TASK PROMPT. Collect each line of the records containing the string "title".

^^^^^^^^^^^^^^^^

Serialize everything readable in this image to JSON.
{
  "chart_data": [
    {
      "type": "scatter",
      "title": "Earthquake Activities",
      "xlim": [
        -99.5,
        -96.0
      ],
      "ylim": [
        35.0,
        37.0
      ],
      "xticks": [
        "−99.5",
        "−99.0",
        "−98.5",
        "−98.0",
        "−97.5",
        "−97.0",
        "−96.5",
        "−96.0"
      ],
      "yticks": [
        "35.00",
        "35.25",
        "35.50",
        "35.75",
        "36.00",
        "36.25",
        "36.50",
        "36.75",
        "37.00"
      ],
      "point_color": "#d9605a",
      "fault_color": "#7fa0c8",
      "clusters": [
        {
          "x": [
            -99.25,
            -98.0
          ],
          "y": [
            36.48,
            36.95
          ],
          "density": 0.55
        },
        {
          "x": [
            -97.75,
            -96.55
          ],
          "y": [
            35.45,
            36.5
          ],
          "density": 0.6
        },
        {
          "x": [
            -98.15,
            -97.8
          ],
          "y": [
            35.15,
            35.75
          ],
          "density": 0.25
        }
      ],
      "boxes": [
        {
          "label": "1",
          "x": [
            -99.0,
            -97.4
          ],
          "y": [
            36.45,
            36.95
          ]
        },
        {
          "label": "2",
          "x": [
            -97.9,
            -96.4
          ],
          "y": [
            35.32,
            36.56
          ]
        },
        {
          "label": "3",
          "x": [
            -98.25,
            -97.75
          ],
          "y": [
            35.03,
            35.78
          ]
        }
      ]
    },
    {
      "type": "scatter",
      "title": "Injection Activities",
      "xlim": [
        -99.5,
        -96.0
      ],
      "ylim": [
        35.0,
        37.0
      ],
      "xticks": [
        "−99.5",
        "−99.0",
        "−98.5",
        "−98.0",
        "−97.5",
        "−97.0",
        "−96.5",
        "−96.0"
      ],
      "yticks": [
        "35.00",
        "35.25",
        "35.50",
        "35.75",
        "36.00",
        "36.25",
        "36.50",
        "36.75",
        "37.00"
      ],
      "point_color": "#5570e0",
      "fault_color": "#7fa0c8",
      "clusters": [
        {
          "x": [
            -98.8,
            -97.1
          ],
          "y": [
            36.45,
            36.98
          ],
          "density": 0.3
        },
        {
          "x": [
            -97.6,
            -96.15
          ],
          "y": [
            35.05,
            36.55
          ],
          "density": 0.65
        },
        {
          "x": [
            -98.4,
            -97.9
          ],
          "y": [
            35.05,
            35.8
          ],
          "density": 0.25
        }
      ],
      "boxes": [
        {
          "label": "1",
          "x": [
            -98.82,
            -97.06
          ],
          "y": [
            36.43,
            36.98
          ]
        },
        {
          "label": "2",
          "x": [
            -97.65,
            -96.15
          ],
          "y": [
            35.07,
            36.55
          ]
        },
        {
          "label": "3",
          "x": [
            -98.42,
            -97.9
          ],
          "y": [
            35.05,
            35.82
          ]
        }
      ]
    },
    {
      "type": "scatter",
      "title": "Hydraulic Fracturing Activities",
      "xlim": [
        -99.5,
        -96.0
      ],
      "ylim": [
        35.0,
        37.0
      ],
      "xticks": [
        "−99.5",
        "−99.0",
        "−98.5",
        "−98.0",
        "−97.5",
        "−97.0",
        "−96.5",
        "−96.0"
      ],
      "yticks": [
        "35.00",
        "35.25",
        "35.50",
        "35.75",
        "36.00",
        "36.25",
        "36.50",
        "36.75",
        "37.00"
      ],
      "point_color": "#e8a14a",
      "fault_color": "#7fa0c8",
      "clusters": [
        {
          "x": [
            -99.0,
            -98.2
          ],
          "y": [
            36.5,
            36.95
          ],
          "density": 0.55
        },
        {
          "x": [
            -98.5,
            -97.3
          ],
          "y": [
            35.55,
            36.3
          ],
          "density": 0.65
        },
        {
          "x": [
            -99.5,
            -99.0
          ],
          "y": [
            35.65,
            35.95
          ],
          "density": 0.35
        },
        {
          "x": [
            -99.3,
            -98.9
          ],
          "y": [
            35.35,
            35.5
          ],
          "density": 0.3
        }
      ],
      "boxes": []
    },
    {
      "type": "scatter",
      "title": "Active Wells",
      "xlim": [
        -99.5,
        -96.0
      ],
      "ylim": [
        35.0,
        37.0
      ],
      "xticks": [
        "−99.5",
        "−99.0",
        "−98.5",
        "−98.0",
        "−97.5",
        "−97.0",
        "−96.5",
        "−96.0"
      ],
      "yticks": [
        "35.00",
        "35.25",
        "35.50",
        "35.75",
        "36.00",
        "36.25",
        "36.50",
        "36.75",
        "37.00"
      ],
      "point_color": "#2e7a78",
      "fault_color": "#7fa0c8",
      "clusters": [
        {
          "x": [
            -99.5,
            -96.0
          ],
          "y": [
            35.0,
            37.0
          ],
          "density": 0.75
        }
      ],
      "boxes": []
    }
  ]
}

^^^^^^^^^^^^^^^^

TASK RESULT.
      "title": "Earthquake Activities",
      "title": "Injection Activities",
      "title": "Hydraulic Fracturing Activities",
      "title": "Active Wells",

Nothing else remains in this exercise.